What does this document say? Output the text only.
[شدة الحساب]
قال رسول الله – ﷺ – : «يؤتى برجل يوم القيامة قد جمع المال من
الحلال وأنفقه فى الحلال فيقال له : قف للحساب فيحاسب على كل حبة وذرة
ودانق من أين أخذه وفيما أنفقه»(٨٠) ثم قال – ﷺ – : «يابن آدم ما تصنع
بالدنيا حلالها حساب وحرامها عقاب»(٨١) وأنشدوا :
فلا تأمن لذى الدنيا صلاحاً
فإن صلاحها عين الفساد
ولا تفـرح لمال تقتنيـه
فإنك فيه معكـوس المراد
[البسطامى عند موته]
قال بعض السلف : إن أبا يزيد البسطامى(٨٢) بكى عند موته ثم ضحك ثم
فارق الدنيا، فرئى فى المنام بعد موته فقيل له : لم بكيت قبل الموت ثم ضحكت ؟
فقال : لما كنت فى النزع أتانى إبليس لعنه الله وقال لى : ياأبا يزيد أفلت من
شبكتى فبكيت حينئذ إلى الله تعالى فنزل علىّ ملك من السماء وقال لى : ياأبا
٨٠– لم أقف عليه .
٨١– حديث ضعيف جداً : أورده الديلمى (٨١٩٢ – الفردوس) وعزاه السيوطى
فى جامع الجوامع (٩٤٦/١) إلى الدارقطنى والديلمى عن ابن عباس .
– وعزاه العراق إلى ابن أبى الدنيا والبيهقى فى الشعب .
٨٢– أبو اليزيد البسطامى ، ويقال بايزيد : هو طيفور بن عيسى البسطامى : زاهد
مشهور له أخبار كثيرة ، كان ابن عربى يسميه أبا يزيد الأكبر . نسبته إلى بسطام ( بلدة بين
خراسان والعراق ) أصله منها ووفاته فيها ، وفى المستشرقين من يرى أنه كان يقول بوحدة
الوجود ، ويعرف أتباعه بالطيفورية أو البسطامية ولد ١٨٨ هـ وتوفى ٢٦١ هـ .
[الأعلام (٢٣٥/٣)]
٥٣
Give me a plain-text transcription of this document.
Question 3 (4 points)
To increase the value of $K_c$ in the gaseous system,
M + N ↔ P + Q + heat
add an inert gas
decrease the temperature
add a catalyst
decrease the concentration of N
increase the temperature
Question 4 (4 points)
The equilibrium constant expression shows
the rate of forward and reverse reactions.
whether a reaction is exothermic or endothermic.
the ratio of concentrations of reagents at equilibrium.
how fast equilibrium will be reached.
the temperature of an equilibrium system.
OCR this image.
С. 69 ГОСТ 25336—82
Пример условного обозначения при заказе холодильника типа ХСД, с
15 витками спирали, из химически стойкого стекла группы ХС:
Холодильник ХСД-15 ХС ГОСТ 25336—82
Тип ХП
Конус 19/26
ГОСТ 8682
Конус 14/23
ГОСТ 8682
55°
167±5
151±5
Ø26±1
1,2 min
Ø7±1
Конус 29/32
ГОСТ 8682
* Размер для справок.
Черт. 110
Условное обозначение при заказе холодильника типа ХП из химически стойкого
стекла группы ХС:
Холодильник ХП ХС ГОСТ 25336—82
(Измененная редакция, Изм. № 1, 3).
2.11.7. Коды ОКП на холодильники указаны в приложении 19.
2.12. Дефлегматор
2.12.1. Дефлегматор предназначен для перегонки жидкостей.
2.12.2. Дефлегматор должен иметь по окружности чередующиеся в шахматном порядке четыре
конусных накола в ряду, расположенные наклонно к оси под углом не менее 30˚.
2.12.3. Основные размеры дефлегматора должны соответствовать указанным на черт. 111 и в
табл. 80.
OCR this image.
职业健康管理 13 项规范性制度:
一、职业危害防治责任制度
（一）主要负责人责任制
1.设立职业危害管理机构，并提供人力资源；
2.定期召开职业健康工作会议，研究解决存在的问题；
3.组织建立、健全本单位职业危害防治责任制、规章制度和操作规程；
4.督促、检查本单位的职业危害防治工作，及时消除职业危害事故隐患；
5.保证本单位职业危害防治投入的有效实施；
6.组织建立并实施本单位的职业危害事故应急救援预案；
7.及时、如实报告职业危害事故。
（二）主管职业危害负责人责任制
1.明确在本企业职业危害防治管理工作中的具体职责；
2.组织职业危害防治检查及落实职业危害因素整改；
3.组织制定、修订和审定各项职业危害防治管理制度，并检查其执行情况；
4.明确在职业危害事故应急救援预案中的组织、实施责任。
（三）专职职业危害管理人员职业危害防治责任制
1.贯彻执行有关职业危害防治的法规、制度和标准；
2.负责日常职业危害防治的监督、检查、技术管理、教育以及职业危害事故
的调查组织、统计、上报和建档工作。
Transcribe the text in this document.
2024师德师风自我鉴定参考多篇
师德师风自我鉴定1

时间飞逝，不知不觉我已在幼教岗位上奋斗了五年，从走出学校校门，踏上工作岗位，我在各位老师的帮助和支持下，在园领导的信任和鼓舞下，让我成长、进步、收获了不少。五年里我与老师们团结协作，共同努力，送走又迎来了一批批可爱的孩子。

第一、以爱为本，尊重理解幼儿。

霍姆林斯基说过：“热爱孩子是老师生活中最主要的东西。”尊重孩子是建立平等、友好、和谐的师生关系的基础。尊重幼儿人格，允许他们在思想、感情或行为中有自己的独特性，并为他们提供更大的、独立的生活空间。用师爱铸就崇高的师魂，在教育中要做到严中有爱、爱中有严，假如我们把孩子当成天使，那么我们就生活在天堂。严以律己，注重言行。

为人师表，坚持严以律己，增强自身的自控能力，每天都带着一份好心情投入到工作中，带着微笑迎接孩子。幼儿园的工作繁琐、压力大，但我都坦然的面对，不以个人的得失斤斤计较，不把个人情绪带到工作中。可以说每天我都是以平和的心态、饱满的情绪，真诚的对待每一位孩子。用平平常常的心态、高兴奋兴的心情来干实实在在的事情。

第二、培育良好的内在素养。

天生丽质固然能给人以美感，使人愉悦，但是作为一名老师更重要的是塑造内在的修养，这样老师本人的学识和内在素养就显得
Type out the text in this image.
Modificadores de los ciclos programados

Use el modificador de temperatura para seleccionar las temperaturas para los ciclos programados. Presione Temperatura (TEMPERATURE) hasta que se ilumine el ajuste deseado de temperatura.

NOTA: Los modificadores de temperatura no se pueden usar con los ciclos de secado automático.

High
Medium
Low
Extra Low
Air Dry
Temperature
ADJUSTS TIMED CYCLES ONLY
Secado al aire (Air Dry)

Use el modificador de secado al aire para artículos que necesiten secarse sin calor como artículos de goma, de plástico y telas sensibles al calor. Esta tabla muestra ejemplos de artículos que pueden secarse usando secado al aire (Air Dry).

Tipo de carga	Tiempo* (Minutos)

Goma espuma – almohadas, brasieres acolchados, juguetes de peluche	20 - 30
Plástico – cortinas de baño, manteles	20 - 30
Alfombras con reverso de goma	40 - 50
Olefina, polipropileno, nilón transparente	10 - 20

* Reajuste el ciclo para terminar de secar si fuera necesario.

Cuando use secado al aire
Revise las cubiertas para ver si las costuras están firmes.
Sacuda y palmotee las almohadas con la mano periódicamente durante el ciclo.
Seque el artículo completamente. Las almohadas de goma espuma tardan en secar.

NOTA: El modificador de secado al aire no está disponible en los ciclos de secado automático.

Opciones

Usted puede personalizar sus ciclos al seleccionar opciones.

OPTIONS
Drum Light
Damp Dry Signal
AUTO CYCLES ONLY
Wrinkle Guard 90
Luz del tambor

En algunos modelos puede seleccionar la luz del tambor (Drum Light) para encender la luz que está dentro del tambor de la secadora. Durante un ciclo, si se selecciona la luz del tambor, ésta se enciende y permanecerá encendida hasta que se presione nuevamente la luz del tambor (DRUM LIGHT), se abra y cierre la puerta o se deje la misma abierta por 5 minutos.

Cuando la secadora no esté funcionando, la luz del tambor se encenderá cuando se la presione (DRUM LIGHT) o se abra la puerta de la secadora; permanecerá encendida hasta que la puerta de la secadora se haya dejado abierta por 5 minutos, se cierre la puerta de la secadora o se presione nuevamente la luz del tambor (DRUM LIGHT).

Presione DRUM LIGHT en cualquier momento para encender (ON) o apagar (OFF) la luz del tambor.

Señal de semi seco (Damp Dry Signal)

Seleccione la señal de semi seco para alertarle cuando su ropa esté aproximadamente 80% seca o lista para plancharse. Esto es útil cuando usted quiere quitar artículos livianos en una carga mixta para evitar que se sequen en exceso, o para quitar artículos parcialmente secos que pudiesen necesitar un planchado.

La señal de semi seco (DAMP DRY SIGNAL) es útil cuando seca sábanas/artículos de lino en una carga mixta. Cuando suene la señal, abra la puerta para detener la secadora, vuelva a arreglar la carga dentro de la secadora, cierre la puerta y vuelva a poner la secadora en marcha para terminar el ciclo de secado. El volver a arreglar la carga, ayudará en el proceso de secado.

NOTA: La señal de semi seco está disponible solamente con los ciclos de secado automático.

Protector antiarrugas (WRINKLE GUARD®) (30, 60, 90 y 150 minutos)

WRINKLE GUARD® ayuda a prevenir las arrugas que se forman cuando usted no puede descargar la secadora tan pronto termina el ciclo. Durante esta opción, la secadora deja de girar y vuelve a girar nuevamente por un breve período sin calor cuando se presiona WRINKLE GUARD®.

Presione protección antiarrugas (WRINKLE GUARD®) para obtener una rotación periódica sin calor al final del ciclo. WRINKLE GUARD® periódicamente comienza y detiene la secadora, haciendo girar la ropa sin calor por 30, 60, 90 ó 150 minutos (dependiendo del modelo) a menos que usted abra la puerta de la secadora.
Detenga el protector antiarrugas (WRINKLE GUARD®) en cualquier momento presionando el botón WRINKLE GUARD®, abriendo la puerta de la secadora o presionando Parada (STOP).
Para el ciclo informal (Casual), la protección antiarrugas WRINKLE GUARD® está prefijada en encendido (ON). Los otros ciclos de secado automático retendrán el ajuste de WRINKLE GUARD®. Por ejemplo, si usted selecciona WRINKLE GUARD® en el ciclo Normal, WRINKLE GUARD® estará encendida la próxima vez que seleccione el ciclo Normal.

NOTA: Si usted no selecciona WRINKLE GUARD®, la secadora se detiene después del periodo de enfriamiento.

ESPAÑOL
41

....

From the data above, copy each line that holds "заказе".

Пример условного обозначения при заказе холодильника типа ХСД, с
Условное обозначение при заказе холодильника типа ХП из химически стойкого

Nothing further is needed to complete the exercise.